=== Text excerpt ===

CHEESE SOUFFLé IN 4 EASY STEPS



Cheese soufflé in 4 easy steps image

Didn't think you could manage a soufflé? Try this simple step-by-step recipe and conquer a classic

Provided by Good Food team

Categories     Brunch, Dinner, Lunch, Main course, Side dish, Starter, Supper

Time 45m

Number Of Ingredients 7

50g butter, plus extra for greasing
25g breadcrumbs
50g plain flour
1 tsp mustard powder
300ml milk
4 eggs
100g grated extra-strong cheddar (blue cheese, goat's cheese and smoked cheeses also work well)

Steps:

  • Preparing the soufflé dish: Heat oven to 200C/fan 180C/gas 6 and place a baking sheet on the middle shelf. Butter a 15cm soufflé dish generously, then sprinkle in the breadcrumbs and rotate the dish to ensure the butter is evenly coated. Tip out any excess breadcrumbs.
  • Making a thick white sauce: In a pan, melt the butter over a medium heat; stir in the flour and mustard. Cook, stirring, for 1 min. Take off the heat and gradually stir in the milk, mixing it in thoroughly before adding more. Return to the heat and stir continuously until very thick (around 10 mins). Transfer to a bowl and allow to cool. Crack the eggs, placing the whites into a clean bowl and stirring the yolks into the sauce. Stir in cheddar and season well.

=== Records shown ===

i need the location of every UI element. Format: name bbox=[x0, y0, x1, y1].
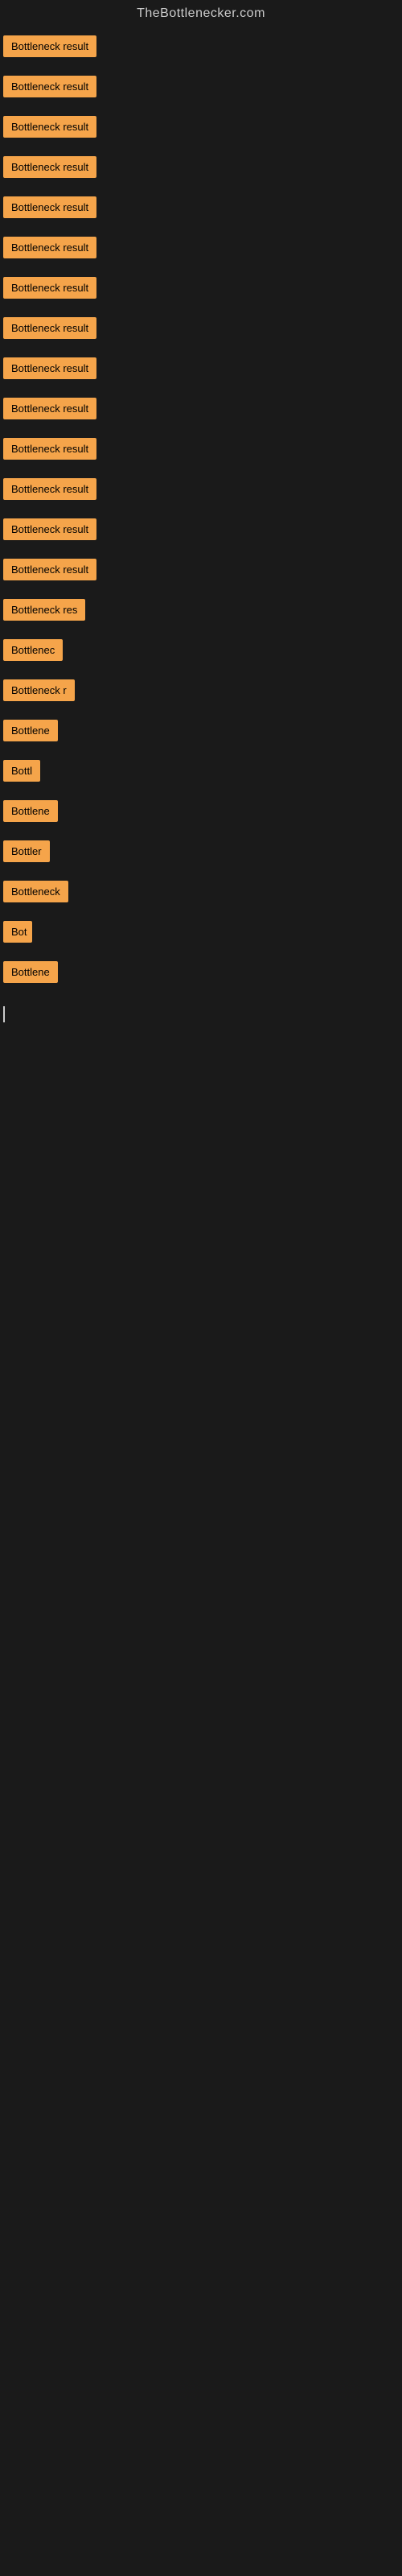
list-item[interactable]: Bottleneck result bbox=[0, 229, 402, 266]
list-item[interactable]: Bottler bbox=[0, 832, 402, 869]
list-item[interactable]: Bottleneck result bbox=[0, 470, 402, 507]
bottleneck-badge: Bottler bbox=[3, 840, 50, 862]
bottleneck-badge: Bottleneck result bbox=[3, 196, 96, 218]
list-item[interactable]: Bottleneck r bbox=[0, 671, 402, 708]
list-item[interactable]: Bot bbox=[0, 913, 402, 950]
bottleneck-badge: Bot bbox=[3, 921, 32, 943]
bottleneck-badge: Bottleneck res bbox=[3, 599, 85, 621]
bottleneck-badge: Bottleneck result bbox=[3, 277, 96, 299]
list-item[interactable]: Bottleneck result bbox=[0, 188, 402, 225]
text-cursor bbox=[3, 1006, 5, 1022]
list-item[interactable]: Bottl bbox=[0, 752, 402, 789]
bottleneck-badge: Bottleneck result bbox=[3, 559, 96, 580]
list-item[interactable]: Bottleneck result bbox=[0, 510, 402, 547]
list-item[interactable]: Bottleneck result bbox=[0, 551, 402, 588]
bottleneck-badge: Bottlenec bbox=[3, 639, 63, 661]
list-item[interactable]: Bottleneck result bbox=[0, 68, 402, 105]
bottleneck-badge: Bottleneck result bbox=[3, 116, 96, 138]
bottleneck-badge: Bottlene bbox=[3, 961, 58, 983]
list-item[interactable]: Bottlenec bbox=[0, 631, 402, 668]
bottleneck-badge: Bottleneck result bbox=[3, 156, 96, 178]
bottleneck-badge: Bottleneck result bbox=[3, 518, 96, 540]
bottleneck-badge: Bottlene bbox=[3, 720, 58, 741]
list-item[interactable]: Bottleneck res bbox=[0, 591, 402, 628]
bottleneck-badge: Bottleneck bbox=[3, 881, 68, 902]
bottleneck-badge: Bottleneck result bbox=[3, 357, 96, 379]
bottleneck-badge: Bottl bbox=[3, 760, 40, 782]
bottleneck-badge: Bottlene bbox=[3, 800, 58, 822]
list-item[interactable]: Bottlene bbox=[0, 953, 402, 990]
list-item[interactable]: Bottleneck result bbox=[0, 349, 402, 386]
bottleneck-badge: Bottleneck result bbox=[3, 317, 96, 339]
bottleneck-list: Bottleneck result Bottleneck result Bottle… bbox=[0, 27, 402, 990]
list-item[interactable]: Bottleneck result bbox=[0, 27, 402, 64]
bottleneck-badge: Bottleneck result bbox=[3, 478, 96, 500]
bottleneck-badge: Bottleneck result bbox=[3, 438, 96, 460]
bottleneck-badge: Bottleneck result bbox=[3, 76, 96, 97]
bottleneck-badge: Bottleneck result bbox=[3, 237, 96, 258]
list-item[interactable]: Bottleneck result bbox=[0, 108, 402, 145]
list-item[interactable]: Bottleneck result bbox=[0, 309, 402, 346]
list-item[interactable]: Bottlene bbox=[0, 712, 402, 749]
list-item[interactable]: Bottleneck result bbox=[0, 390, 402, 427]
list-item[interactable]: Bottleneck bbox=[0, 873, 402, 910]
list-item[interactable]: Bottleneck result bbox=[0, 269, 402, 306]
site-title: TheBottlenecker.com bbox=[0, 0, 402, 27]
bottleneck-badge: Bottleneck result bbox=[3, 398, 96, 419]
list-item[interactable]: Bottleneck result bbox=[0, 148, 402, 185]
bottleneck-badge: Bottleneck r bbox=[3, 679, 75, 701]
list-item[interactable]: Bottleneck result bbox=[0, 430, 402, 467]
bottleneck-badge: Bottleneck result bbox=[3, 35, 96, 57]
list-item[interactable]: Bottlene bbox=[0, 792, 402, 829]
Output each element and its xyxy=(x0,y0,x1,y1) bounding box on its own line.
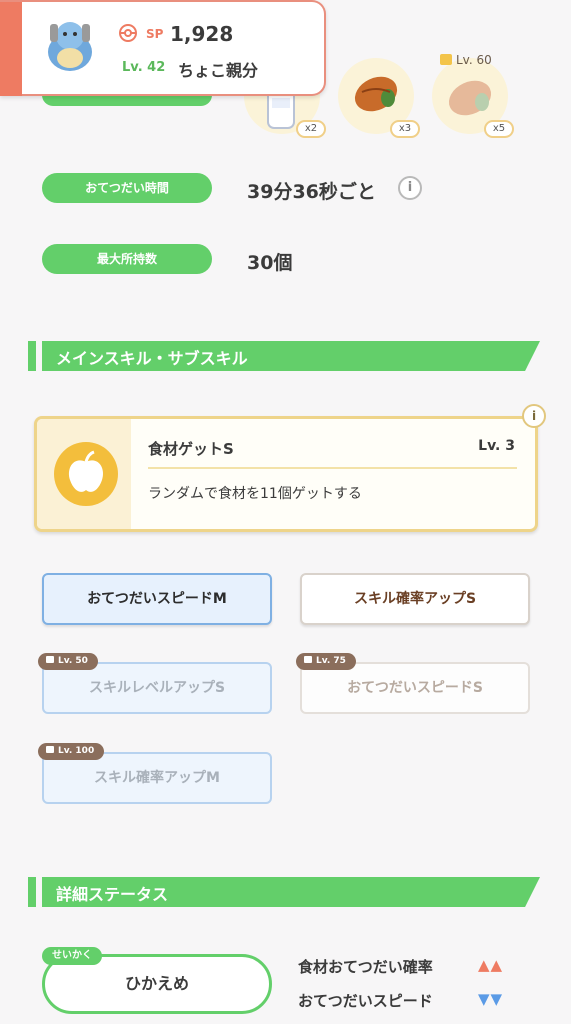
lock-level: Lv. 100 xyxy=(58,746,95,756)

===

What this exercise asks:
1) Turn the step in the cheese soufflé recipe that begins "Making a thick white sauce" into a short list of actions, keeping its main facts.
2) According to the cheese soufflé recipe, what size of soufflé dish should be buttered?
3) Carry the cheese soufflé recipe forward, starting after its final sentence.
The records are separate material, apart from the cheese soufflé recipe.

Answer set:
1)
- Melt the butter in a pan over medium heat, then stir in the flour and mustard.
- Cook for 1 min, stirring.
- Off the heat, add the milk gradually, mixing each addition in thoroughly.
- Return to the heat and stir continuously until very thick (about 10 mins).
- Transfer to a bowl and let cool.
- Separate the eggs: whites into a clean bowl, yolks stirred into the sauce.
- Stir in the cheddar and season well.

2) A 15cm soufflé dish.

3)
  • Adding the egg whites: Use a clean whisk to beat the egg whites until peaks form that just hold their shape (electric is best as it will make the job much quicker). Then take a metal spoon and gently stir the whipped whites into the white sauce in a figure of eight.
  • Top-hatting: Spoon the mixture into the dish. Run a cutlery knife around the edge to create a 'top hat' effect; this ensures the soufflé rises above the rim and doesn't stick. Place on the baking sheet and bake for 25-30 mins until the top is golden and risen and has a slight wobble. Serve immediately.
  • EQUIPMENT: 15cm soufflé dish, saucepan, 2 large mixing bowls, wooden spoon, spatula, baking sheet, large metal spoon, measuring jug, grater, electric whisk, cutlery knife.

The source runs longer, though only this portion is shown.